== SHORT EXERCISE ==
Below are records to transcribe exactly, without their pictures.
§
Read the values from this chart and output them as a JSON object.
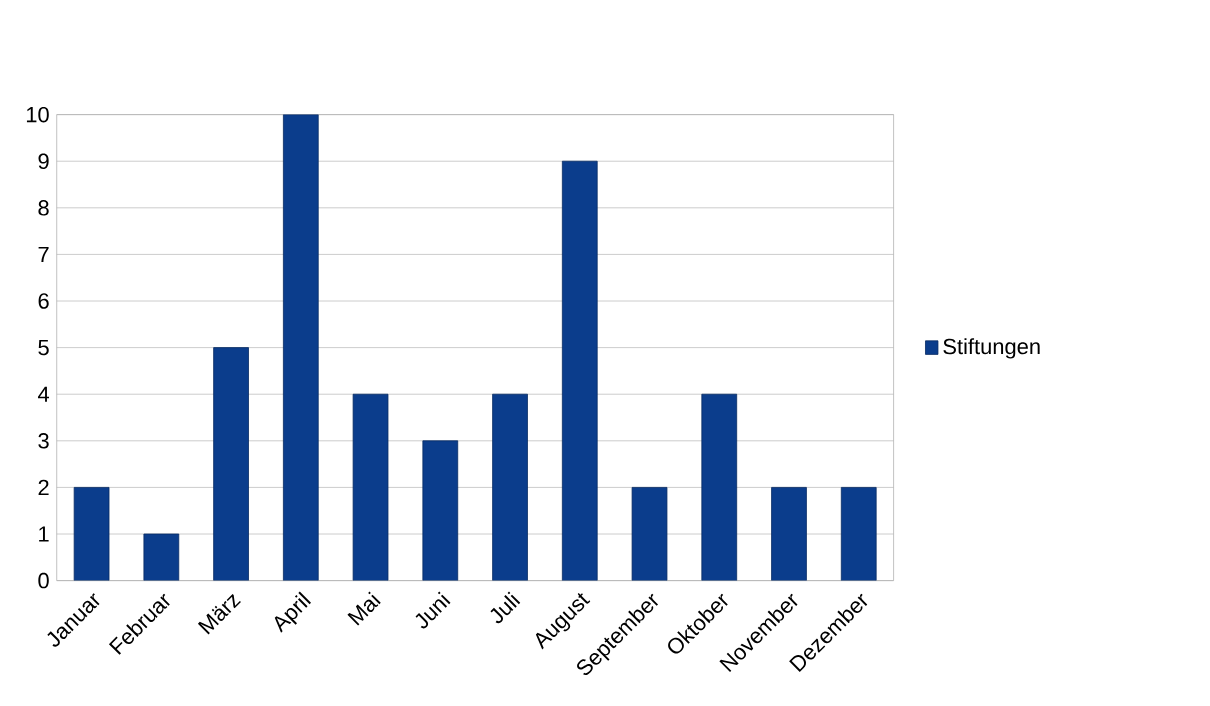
{
  "chart_data": {
    "type": "bar",
    "categories": [
      "Januar",
      "Februar",
      "März",
      "April",
      "Mai",
      "Juni",
      "Juli",
      "August",
      "September",
      "Oktober",
      "November",
      "Dezember"
    ],
    "series": [
      {
        "name": "Stiftungen",
        "color": "#0b3d8c",
        "values": [
          2,
          1,
          5,
          10,
          4,
          3,
          4,
          9,
          2,
          4,
          2,
          2
        ]
      }
    ],
    "ylim": [
      0,
      10
    ],
    "yticks": [
      0,
      1,
      2,
      3,
      4,
      5,
      6,
      7,
      8,
      9,
      10
    ],
    "grid": "y",
    "legend": "right"
  }
}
§
== WRITTEN SOLUTION ==
Read the values from this chart and output them as a JSON object.
{
  "chart_data": {
    "type": "bar",
    "categories": [
      "Januar",
      "Februar",
      "März",
      "April",
      "Mai",
      "Juni",
      "Juli",
      "August",
      "September",
      "Oktober",
      "November",
      "Dezember"
    ],
    "series": [
      {
        "name": "Stiftungen",
        "color": "#0b3d8c",
        "values": [
          2,
          1,
          5,
          10,
          4,
          3,
          4,
          9,
          2,
          4,
          2,
          2
        ]
      }
    ],
    "ylim": [
      0,
      10
    ],
    "yticks": [
      0,
      1,
      2,
      3,
      4,
      5,
      6,
      7,
      8,
      9,
      10
    ],
    "grid": "y",
    "legend": "right"
  }
}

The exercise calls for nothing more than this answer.